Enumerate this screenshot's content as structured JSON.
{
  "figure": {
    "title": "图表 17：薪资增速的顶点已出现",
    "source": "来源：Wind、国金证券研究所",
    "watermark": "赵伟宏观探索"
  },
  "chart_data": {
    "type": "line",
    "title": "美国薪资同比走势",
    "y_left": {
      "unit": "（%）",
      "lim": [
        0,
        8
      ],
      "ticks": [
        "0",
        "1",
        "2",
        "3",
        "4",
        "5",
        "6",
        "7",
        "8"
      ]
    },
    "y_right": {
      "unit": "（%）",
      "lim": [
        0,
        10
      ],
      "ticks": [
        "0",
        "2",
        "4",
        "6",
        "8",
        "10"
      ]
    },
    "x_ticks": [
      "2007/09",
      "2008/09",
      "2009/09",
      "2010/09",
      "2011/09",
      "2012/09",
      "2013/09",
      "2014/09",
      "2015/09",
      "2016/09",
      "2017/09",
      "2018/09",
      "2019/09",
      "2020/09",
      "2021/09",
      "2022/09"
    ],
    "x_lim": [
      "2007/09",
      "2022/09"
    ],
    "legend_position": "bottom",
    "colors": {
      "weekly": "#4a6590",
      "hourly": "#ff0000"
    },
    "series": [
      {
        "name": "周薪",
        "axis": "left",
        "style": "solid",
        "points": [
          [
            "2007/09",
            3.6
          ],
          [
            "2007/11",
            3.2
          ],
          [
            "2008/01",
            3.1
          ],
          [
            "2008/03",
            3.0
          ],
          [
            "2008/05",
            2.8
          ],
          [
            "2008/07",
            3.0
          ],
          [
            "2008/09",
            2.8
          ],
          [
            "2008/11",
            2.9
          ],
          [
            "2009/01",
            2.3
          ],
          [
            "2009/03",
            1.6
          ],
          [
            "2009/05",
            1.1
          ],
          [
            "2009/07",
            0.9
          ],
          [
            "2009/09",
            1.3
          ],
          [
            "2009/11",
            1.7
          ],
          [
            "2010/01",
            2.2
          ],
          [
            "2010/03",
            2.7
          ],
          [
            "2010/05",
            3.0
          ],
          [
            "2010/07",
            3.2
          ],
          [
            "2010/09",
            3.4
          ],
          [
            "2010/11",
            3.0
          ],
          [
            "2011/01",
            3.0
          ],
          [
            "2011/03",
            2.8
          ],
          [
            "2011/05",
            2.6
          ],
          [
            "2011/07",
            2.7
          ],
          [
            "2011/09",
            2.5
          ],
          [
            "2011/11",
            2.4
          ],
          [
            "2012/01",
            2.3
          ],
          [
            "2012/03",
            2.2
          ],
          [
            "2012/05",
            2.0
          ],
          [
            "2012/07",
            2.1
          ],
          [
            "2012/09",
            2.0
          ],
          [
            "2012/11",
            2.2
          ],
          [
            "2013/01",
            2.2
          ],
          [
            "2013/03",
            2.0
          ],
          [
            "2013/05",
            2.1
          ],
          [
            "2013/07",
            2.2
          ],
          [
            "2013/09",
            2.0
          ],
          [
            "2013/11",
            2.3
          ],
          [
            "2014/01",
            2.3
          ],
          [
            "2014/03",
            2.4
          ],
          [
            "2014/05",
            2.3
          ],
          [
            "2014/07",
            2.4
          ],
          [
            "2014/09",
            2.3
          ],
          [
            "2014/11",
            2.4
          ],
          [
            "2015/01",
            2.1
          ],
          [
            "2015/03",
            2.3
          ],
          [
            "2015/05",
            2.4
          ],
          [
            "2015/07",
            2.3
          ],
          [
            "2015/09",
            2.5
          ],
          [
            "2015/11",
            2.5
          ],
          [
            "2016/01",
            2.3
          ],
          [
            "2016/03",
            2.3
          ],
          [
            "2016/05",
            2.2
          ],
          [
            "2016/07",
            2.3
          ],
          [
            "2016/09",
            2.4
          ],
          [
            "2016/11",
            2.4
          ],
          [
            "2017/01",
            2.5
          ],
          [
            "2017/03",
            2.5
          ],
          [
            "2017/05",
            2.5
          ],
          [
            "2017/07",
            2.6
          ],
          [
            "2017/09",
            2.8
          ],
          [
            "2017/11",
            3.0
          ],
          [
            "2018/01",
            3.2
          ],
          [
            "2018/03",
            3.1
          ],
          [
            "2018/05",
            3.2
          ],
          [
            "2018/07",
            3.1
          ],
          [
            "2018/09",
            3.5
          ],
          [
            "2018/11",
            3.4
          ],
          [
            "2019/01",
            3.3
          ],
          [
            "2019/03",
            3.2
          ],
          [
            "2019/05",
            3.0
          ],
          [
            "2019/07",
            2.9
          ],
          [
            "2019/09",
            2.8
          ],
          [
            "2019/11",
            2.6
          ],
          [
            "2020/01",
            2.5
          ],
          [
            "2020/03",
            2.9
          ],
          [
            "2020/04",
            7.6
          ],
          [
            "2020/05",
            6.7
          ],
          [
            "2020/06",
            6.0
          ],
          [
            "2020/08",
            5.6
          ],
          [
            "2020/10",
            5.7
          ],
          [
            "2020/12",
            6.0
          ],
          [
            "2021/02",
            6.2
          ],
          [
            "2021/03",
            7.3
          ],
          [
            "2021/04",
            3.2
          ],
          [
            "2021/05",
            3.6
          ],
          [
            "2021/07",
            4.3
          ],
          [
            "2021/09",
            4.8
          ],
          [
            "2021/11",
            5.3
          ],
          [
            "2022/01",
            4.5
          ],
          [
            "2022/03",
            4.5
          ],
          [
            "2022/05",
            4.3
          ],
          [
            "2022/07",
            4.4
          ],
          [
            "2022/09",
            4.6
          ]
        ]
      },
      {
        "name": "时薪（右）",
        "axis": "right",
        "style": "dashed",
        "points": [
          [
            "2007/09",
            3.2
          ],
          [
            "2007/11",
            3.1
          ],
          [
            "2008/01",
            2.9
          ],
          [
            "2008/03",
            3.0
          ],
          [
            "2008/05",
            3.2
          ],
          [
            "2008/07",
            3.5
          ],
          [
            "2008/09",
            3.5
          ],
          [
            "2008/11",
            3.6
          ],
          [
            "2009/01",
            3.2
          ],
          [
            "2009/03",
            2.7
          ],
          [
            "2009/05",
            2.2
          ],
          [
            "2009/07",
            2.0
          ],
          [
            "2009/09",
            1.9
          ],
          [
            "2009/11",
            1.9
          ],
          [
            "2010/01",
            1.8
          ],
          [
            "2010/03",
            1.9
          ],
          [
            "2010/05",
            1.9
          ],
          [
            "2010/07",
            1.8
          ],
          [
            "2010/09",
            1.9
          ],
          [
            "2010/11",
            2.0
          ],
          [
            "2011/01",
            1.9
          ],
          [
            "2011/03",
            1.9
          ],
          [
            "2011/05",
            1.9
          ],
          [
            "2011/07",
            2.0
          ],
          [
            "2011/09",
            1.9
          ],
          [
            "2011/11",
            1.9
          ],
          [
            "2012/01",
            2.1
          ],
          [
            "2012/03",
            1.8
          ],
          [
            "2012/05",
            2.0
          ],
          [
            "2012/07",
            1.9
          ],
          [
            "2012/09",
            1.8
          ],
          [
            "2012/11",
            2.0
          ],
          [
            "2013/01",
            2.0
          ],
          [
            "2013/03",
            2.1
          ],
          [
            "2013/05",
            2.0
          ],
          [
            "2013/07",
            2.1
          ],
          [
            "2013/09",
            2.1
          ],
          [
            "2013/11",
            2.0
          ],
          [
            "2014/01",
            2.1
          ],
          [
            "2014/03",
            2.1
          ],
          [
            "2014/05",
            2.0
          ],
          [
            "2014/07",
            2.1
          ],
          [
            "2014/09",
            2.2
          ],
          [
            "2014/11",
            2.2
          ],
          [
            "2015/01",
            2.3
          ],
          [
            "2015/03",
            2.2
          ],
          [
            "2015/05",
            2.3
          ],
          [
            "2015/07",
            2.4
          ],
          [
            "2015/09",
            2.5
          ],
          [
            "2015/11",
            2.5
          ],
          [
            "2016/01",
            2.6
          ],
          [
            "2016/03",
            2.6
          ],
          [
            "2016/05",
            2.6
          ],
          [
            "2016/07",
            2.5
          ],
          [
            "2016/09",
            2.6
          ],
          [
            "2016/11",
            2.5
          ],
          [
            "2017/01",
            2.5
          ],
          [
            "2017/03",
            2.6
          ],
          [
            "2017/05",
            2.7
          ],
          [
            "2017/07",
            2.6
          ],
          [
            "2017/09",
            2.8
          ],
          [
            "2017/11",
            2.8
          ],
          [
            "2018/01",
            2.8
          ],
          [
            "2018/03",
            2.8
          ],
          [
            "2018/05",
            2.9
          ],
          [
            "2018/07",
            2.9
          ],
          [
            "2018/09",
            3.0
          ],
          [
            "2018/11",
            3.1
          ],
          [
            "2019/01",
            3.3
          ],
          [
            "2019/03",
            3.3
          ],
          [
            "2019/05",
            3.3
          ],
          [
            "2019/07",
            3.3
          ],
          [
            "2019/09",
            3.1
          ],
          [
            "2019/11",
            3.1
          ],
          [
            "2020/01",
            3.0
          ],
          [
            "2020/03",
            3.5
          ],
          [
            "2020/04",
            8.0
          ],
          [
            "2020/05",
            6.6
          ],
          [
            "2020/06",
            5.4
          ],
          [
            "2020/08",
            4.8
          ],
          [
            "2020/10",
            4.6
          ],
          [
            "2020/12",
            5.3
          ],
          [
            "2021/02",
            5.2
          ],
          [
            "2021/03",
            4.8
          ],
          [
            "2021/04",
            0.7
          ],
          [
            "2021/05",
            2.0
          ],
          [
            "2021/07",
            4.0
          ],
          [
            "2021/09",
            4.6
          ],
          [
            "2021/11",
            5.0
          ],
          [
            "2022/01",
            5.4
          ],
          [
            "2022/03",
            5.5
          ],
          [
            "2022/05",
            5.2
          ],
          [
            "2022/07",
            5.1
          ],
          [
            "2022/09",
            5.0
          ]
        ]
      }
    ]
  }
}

□ □ □ □ □ □ □

> Work to complete
Scan the material above for the string "title" and report each line where you find it.

> Complete response
    "title": "图表 17：薪资增速的顶点已出现",
    "title": "美国薪资同比走势",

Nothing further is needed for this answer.